● **PROBLEM REQUIREMENTS**
Take all the material and copy it exactly.
*** EXERCISE MATERIALS ***
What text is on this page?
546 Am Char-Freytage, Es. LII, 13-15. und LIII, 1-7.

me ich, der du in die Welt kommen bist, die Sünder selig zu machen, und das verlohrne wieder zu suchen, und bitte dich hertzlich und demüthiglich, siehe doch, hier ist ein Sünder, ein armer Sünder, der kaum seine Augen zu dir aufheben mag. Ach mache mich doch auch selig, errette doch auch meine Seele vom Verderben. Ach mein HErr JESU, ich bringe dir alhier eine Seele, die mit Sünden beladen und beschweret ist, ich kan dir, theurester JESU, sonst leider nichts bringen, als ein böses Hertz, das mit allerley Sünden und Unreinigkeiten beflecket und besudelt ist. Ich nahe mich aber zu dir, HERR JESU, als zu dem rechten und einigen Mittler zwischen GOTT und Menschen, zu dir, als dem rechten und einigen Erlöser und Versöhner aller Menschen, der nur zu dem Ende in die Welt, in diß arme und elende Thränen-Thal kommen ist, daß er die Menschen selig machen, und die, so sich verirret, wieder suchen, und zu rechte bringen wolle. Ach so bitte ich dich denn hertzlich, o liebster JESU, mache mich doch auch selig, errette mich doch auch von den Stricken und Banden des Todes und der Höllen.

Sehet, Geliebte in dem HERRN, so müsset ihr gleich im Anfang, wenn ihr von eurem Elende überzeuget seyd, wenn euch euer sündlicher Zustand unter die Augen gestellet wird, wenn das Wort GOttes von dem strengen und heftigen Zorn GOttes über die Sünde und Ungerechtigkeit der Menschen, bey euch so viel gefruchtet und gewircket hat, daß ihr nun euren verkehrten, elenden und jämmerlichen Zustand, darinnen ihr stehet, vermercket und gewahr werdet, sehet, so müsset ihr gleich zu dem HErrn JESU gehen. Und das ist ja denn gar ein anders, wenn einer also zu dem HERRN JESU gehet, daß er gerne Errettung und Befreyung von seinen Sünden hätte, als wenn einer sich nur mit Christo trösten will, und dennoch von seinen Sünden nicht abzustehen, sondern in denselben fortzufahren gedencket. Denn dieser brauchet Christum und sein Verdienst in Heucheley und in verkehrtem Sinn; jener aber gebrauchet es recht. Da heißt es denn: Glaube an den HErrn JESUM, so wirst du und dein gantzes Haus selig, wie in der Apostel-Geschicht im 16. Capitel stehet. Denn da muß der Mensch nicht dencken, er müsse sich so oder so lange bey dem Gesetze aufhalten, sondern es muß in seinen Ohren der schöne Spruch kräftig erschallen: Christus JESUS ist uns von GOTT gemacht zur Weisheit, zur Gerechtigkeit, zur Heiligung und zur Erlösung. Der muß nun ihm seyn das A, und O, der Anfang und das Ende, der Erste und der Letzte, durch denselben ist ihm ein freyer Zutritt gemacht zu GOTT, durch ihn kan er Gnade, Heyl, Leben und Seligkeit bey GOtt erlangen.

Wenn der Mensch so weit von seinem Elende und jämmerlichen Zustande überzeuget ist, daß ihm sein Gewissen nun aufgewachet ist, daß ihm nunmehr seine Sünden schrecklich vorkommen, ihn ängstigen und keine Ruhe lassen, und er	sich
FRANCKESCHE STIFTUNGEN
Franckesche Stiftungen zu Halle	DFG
***
● **SOLUTION TO THIS PROBLEM**
What text is on this page?
546 Am Char-Freytage, Es. LII, 13-15. und LIII, 1-7.

me ich, der du in die Welt kommen bist, die Sünder selig zu machen, und das verlohrne wieder zu suchen, und bitte dich hertzlich und demüthiglich, siehe doch, hier ist ein Sünder, ein armer Sünder, der kaum seine Augen zu dir aufheben mag. Ach mache mich doch auch selig, errette doch auch meine Seele vom Verderben. Ach mein HErr JESU, ich bringe dir alhier eine Seele, die mit Sünden beladen und beschweret ist, ich kan dir, theurester JESU, sonst leider nichts bringen, als ein böses Hertz, das mit allerley Sünden und Unreinigkeiten beflecket und besudelt ist. Ich nahe mich aber zu dir, HERR JESU, als zu dem rechten und einigen Mittler zwischen GOTT und Menschen, zu dir, als dem rechten und einigen Erlöser und Versöhner aller Menschen, der nur zu dem Ende in die Welt, in diß arme und elende Thränen-Thal kommen ist, daß er die Menschen selig machen, und die, so sich verirret, wieder suchen, und zu rechte bringen wolle. Ach so bitte ich dich denn hertzlich, o liebster JESU, mache mich doch auch selig, errette mich doch auch von den Stricken und Banden des Todes und der Höllen.

Sehet, Geliebte in dem HERRN, so müsset ihr gleich im Anfang, wenn ihr von eurem Elende überzeuget seyd, wenn euch euer sündlicher Zustand unter die Augen gestellet wird, wenn das Wort GOttes von dem strengen und heftigen Zorn GOttes über die Sünde und Ungerechtigkeit der Menschen, bey euch so viel gefruchtet und gewircket hat, daß ihr nun euren verkehrten, elenden und jämmerlichen Zustand, darinnen ihr stehet, vermercket und gewahr werdet, sehet, so müsset ihr gleich zu dem HErrn JESU gehen. Und das ist ja denn gar ein anders, wenn einer also zu dem HERRN JESU gehet, daß er gerne Errettung und Befreyung von seinen Sünden hätte, als wenn einer sich nur mit Christo trösten will, und dennoch von seinen Sünden nicht abzustehen, sondern in denselben fortzufahren gedencket. Denn dieser brauchet Christum und sein Verdienst in Heucheley und in verkehrtem Sinn; jener aber gebrauchet es recht. Da heißt es denn: Glaube an den HErrn JESUM, so wirst du und dein gantzes Haus selig, wie in der Apostel-Geschicht im 16. Capitel stehet. Denn da muß der Mensch nicht dencken, er müsse sich so oder so lange bey dem Gesetze aufhalten, sondern es muß in seinen Ohren der schöne Spruch kräftig erschallen: Christus JESUS ist uns von GOTT gemacht zur Weisheit, zur Gerechtigkeit, zur Heiligung und zur Erlösung. Der muß nun ihm seyn das A, und O, der Anfang und das Ende, der Erste und der Letzte, durch denselben ist ihm ein freyer Zutritt gemacht zu GOTT, durch ihn kan er Gnade, Heyl, Leben und Seligkeit bey GOtt erlangen.

Wenn der Mensch so weit von seinem Elende und jämmerlichen Zustande überzeuget ist, daß ihm sein Gewissen nun aufgewachet ist, daß ihm nunmehr seine Sünden schrecklich vorkommen, ihn ängstigen und keine Ruhe lassen, und er	sich
FRANCKESCHE STIFTUNGEN
Franckesche Stiftungen zu Halle	DFG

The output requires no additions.